- _SUPPLIED DATA_:
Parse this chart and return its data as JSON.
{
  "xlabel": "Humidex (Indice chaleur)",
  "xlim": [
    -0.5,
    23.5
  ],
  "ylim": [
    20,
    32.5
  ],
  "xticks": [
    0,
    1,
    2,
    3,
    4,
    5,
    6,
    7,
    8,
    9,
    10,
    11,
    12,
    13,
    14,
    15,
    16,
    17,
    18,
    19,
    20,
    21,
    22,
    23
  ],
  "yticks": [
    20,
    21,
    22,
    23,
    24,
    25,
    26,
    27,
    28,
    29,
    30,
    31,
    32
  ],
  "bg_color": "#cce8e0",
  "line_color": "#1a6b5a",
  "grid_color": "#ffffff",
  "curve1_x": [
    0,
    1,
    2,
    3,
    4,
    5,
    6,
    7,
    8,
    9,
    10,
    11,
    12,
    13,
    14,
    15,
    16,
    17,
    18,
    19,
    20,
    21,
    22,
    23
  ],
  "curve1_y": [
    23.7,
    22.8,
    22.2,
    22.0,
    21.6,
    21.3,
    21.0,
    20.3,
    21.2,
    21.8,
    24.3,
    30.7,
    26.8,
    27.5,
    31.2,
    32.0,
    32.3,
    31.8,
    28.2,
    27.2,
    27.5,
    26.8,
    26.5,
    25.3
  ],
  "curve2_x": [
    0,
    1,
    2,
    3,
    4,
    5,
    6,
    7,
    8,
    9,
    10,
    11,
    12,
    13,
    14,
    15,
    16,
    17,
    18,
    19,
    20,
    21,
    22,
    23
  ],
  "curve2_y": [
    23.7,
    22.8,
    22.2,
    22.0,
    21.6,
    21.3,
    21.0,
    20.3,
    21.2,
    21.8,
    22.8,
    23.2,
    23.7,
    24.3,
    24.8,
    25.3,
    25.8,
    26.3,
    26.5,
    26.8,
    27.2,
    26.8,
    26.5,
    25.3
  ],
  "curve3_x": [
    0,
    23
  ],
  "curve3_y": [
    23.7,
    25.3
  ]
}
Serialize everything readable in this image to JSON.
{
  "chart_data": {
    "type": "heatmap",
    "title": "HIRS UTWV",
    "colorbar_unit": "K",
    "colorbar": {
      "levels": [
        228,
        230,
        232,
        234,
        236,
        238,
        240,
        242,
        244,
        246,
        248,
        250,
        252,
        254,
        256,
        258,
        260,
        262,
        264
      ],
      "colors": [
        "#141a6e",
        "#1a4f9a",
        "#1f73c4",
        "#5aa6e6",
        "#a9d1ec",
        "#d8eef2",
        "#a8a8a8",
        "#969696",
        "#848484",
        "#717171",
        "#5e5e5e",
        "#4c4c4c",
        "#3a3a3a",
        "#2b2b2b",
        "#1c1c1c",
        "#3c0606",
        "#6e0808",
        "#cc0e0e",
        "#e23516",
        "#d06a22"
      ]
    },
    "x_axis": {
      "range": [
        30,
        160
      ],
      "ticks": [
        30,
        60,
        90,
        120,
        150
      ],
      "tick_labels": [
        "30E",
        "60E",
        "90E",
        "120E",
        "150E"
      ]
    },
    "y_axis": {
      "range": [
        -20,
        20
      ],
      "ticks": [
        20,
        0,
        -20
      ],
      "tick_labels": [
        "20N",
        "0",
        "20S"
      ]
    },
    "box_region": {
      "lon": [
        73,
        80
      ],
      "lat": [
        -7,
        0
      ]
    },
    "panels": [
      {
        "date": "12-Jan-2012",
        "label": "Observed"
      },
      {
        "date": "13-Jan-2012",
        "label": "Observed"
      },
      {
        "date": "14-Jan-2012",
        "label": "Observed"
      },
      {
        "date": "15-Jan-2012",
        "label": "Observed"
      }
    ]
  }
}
==
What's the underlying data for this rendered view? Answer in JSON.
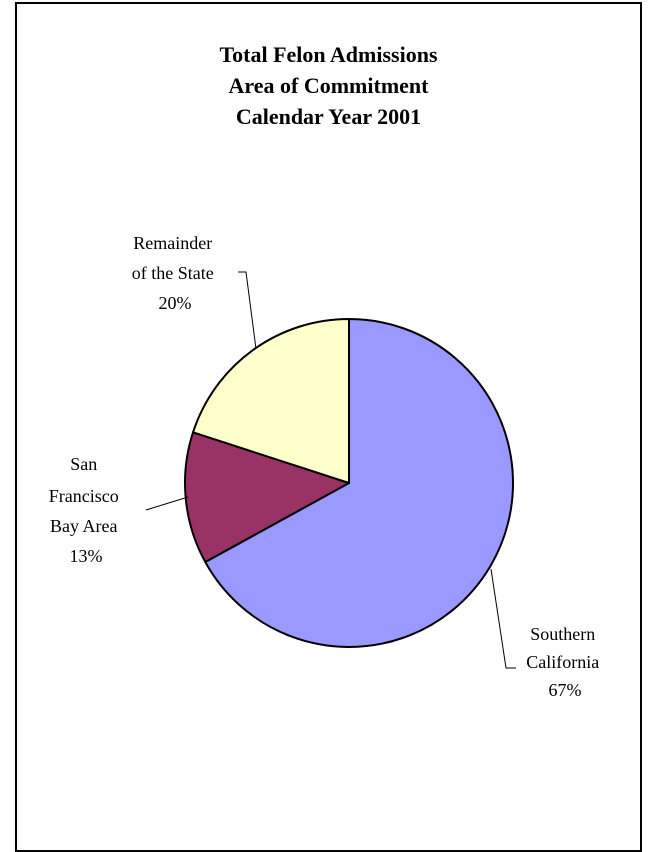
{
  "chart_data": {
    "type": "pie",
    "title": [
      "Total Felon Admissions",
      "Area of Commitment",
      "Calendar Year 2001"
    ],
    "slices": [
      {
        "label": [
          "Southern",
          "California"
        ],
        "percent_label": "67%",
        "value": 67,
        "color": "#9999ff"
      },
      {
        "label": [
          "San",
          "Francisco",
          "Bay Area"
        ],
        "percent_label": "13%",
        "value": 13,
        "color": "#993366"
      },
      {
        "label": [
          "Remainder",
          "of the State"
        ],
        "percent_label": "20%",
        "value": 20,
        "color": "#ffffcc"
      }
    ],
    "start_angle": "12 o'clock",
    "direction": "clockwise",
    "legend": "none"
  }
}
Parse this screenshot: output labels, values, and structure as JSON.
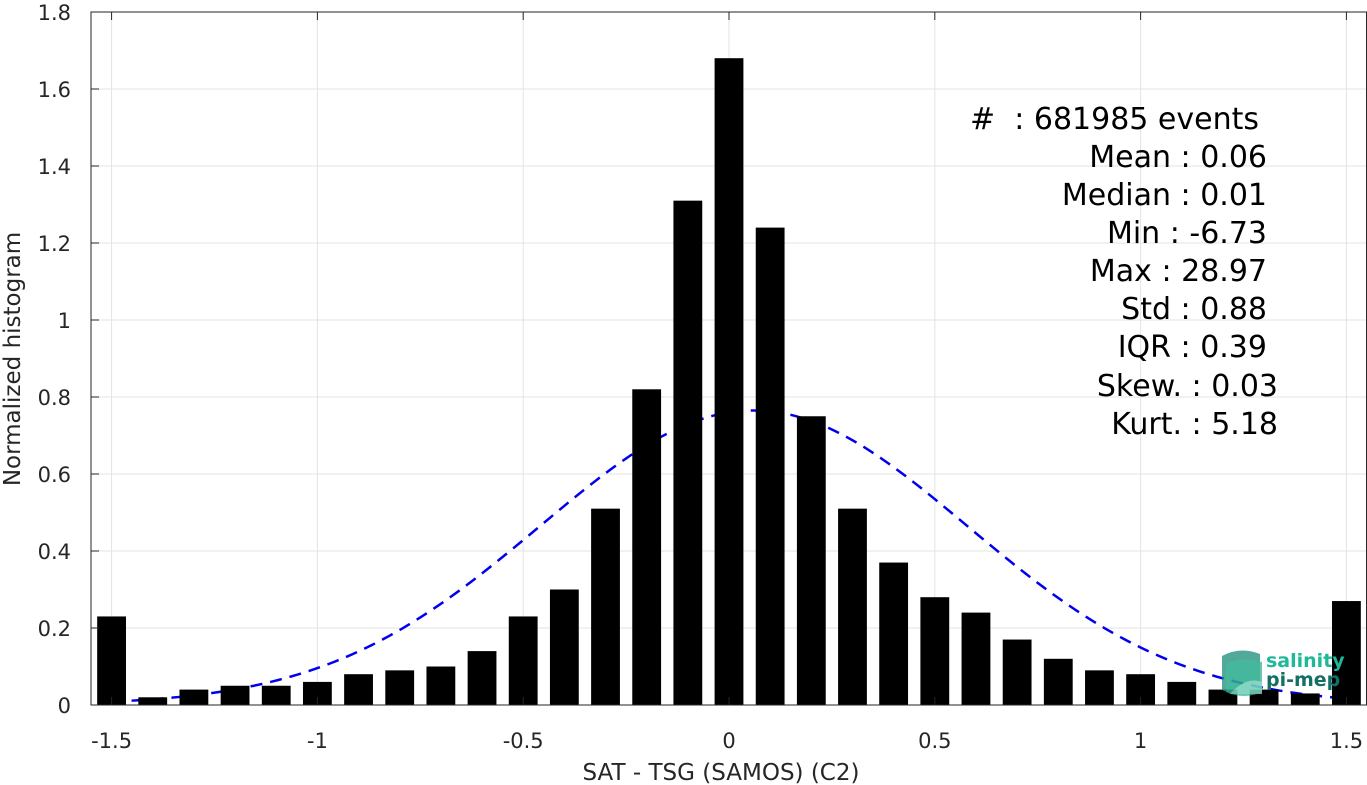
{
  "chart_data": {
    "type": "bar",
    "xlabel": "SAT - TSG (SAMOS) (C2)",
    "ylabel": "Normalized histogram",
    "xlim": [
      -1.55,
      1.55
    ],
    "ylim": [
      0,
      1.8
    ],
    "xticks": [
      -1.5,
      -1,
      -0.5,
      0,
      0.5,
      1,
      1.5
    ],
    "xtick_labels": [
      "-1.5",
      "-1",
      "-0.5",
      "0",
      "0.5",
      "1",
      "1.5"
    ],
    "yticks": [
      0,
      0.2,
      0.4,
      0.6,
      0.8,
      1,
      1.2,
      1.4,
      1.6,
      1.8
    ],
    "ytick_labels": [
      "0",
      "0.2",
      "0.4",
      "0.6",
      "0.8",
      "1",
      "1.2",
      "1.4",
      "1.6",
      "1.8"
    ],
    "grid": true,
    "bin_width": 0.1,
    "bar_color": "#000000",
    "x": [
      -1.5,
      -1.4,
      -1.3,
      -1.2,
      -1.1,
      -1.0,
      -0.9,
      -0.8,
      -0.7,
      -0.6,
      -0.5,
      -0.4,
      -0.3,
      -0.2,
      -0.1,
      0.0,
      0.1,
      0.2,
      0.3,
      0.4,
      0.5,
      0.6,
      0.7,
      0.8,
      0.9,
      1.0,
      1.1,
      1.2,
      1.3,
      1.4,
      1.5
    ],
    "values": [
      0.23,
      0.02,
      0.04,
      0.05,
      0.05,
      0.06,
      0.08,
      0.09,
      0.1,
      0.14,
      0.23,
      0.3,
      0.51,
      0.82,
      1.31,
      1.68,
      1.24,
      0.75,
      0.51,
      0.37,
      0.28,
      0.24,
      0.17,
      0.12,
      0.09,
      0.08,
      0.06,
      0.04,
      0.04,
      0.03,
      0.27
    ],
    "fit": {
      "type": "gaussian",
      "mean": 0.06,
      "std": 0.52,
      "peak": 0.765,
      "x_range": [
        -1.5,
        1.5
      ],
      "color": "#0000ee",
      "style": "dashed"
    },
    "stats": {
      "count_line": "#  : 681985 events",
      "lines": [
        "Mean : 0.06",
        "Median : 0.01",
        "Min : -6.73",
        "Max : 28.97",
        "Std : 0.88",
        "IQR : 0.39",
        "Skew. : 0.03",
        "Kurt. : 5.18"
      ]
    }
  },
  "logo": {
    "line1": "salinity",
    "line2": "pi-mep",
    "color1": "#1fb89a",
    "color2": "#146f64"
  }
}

- _STATED PROBLEM_:
Locate and copy each line in the data above that includes the word "type".

- _SOLVED EXERCISE_:
    "type": "heatmap",
    "type": "pie",
    "type": "bar",
      "type": "gaussian",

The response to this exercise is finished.